-- START Given data --
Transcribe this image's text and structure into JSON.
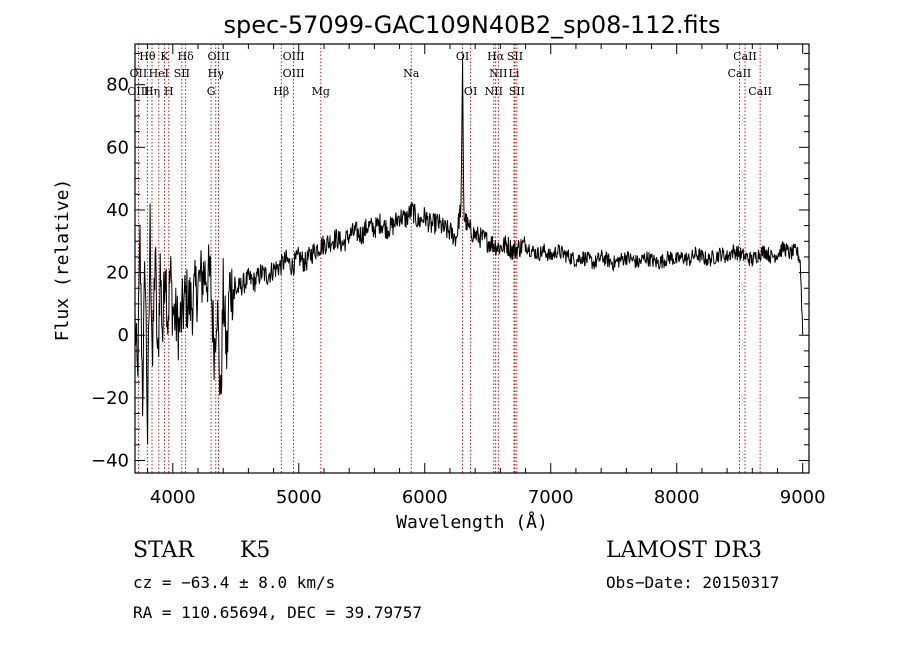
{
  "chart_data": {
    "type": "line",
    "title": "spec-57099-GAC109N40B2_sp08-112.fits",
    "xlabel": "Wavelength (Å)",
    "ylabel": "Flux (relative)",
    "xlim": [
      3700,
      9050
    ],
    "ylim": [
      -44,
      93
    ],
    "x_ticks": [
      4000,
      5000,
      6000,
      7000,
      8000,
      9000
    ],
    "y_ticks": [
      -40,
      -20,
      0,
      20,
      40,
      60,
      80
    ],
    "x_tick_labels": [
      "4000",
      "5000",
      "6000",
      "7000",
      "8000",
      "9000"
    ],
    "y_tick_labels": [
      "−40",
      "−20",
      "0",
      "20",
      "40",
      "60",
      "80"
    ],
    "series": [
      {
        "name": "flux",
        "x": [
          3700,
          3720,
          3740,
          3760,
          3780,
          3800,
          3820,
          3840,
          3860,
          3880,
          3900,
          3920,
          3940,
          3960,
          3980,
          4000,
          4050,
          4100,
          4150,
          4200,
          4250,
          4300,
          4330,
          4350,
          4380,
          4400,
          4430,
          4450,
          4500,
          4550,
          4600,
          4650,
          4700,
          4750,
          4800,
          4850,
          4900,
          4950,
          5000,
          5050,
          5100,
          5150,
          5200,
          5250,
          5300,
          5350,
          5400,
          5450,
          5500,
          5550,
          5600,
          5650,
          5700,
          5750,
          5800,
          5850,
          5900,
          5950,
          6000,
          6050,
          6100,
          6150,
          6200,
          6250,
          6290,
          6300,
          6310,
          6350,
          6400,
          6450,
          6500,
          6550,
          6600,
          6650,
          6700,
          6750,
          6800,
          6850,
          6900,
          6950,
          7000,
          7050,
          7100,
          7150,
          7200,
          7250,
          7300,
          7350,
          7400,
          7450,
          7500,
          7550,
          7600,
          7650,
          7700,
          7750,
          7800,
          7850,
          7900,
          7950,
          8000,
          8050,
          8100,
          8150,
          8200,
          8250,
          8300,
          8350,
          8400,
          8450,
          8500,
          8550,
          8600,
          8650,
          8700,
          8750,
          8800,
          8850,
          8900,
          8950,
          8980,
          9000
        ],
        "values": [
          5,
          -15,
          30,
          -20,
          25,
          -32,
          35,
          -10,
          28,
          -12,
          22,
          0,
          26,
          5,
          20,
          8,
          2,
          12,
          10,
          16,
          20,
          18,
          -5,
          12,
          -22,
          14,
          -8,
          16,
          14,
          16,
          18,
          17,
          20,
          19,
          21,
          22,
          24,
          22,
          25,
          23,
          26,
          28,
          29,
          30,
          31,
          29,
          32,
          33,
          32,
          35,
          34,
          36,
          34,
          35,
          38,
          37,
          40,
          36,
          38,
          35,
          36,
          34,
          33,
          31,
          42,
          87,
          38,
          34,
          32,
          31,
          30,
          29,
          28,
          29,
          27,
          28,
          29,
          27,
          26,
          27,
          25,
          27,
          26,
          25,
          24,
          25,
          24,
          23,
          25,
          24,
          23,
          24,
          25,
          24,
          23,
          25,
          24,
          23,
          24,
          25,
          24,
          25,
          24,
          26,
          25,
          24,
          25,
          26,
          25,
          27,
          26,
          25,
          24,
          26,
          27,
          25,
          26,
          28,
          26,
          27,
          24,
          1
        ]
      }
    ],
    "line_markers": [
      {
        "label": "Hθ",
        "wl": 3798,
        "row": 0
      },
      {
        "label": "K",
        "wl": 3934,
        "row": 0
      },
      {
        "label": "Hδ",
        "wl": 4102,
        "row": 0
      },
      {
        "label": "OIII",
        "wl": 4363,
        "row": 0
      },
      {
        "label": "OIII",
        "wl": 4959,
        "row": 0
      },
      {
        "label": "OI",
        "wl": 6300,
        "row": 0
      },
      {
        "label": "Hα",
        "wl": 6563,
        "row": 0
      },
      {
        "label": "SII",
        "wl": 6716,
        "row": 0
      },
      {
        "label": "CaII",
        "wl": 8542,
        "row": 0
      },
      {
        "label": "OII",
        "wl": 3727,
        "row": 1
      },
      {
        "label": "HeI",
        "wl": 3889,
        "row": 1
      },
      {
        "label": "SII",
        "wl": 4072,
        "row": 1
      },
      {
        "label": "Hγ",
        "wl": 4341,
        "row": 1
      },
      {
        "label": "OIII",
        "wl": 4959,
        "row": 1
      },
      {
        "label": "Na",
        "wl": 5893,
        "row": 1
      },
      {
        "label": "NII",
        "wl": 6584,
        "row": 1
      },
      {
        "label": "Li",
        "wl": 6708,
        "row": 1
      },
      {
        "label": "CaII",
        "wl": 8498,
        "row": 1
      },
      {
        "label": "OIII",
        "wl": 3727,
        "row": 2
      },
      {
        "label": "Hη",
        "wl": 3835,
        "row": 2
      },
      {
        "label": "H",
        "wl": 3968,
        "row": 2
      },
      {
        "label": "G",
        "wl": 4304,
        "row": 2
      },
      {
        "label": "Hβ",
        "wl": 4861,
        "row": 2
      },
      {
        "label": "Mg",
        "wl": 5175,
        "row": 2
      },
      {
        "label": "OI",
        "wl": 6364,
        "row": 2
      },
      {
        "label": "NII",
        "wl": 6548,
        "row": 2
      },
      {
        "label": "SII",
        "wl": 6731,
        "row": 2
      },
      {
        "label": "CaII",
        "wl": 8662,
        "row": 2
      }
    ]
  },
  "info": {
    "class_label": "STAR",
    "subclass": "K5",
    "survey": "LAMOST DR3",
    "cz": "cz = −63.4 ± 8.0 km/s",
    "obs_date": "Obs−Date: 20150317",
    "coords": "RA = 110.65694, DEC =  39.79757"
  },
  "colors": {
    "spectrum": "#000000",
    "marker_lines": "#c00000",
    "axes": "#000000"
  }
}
-- END Given data --
Your task is an exact transcription of all the data, minus the pictures.

• [In response]:
Transcribe this image's text and structure into JSON.
{
  "chart_data": {
    "type": "line",
    "title": "spec-57099-GAC109N40B2_sp08-112.fits",
    "xlabel": "Wavelength (Å)",
    "ylabel": "Flux (relative)",
    "xlim": [
      3700,
      9050
    ],
    "ylim": [
      -44,
      93
    ],
    "x_ticks": [
      4000,
      5000,
      6000,
      7000,
      8000,
      9000
    ],
    "y_ticks": [
      -40,
      -20,
      0,
      20,
      40,
      60,
      80
    ],
    "x_tick_labels": [
      "4000",
      "5000",
      "6000",
      "7000",
      "8000",
      "9000"
    ],
    "y_tick_labels": [
      "−40",
      "−20",
      "0",
      "20",
      "40",
      "60",
      "80"
    ],
    "series": [
      {
        "name": "flux",
        "x": [
          3700,
          3720,
          3740,
          3760,
          3780,
          3800,
          3820,
          3840,
          3860,
          3880,
          3900,
          3920,
          3940,
          3960,
          3980,
          4000,
          4050,
          4100,
          4150,
          4200,
          4250,
          4300,
          4330,
          4350,
          4380,
          4400,
          4430,
          4450,
          4500,
          4550,
          4600,
          4650,
          4700,
          4750,
          4800,
          4850,
          4900,
          4950,
          5000,
          5050,
          5100,
          5150,
          5200,
          5250,
          5300,
          5350,
          5400,
          5450,
          5500,
          5550,
          5600,
          5650,
          5700,
          5750,
          5800,
          5850,
          5900,
          5950,
          6000,
          6050,
          6100,
          6150,
          6200,
          6250,
          6290,
          6300,
          6310,
          6350,
          6400,
          6450,
          6500,
          6550,
          6600,
          6650,
          6700,
          6750,
          6800,
          6850,
          6900,
          6950,
          7000,
          7050,
          7100,
          7150,
          7200,
          7250,
          7300,
          7350,
          7400,
          7450,
          7500,
          7550,
          7600,
          7650,
          7700,
          7750,
          7800,
          7850,
          7900,
          7950,
          8000,
          8050,
          8100,
          8150,
          8200,
          8250,
          8300,
          8350,
          8400,
          8450,
          8500,
          8550,
          8600,
          8650,
          8700,
          8750,
          8800,
          8850,
          8900,
          8950,
          8980,
          9000
        ],
        "values": [
          5,
          -15,
          30,
          -20,
          25,
          -32,
          35,
          -10,
          28,
          -12,
          22,
          0,
          26,
          5,
          20,
          8,
          2,
          12,
          10,
          16,
          20,
          18,
          -5,
          12,
          -22,
          14,
          -8,
          16,
          14,
          16,
          18,
          17,
          20,
          19,
          21,
          22,
          24,
          22,
          25,
          23,
          26,
          28,
          29,
          30,
          31,
          29,
          32,
          33,
          32,
          35,
          34,
          36,
          34,
          35,
          38,
          37,
          40,
          36,
          38,
          35,
          36,
          34,
          33,
          31,
          42,
          87,
          38,
          34,
          32,
          31,
          30,
          29,
          28,
          29,
          27,
          28,
          29,
          27,
          26,
          27,
          25,
          27,
          26,
          25,
          24,
          25,
          24,
          23,
          25,
          24,
          23,
          24,
          25,
          24,
          23,
          25,
          24,
          23,
          24,
          25,
          24,
          25,
          24,
          26,
          25,
          24,
          25,
          26,
          25,
          27,
          26,
          25,
          24,
          26,
          27,
          25,
          26,
          28,
          26,
          27,
          24,
          1
        ]
      }
    ],
    "line_markers": [
      {
        "label": "Hθ",
        "wl": 3798,
        "row": 0
      },
      {
        "label": "K",
        "wl": 3934,
        "row": 0
      },
      {
        "label": "Hδ",
        "wl": 4102,
        "row": 0
      },
      {
        "label": "OIII",
        "wl": 4363,
        "row": 0
      },
      {
        "label": "OIII",
        "wl": 4959,
        "row": 0
      },
      {
        "label": "OI",
        "wl": 6300,
        "row": 0
      },
      {
        "label": "Hα",
        "wl": 6563,
        "row": 0
      },
      {
        "label": "SII",
        "wl": 6716,
        "row": 0
      },
      {
        "label": "CaII",
        "wl": 8542,
        "row": 0
      },
      {
        "label": "OII",
        "wl": 3727,
        "row": 1
      },
      {
        "label": "HeI",
        "wl": 3889,
        "row": 1
      },
      {
        "label": "SII",
        "wl": 4072,
        "row": 1
      },
      {
        "label": "Hγ",
        "wl": 4341,
        "row": 1
      },
      {
        "label": "OIII",
        "wl": 4959,
        "row": 1
      },
      {
        "label": "Na",
        "wl": 5893,
        "row": 1
      },
      {
        "label": "NII",
        "wl": 6584,
        "row": 1
      },
      {
        "label": "Li",
        "wl": 6708,
        "row": 1
      },
      {
        "label": "CaII",
        "wl": 8498,
        "row": 1
      },
      {
        "label": "OIII",
        "wl": 3727,
        "row": 2
      },
      {
        "label": "Hη",
        "wl": 3835,
        "row": 2
      },
      {
        "label": "H",
        "wl": 3968,
        "row": 2
      },
      {
        "label": "G",
        "wl": 4304,
        "row": 2
      },
      {
        "label": "Hβ",
        "wl": 4861,
        "row": 2
      },
      {
        "label": "Mg",
        "wl": 5175,
        "row": 2
      },
      {
        "label": "OI",
        "wl": 6364,
        "row": 2
      },
      {
        "label": "NII",
        "wl": 6548,
        "row": 2
      },
      {
        "label": "SII",
        "wl": 6731,
        "row": 2
      },
      {
        "label": "CaII",
        "wl": 8662,
        "row": 2
      }
    ]
  },
  "info": {
    "class_label": "STAR",
    "subclass": "K5",
    "survey": "LAMOST DR3",
    "cz": "cz = −63.4 ± 8.0 km/s",
    "obs_date": "Obs−Date: 20150317",
    "coords": "RA = 110.65694, DEC =  39.79757"
  },
  "colors": {
    "spectrum": "#000000",
    "marker_lines": "#c00000",
    "axes": "#000000"
  }
}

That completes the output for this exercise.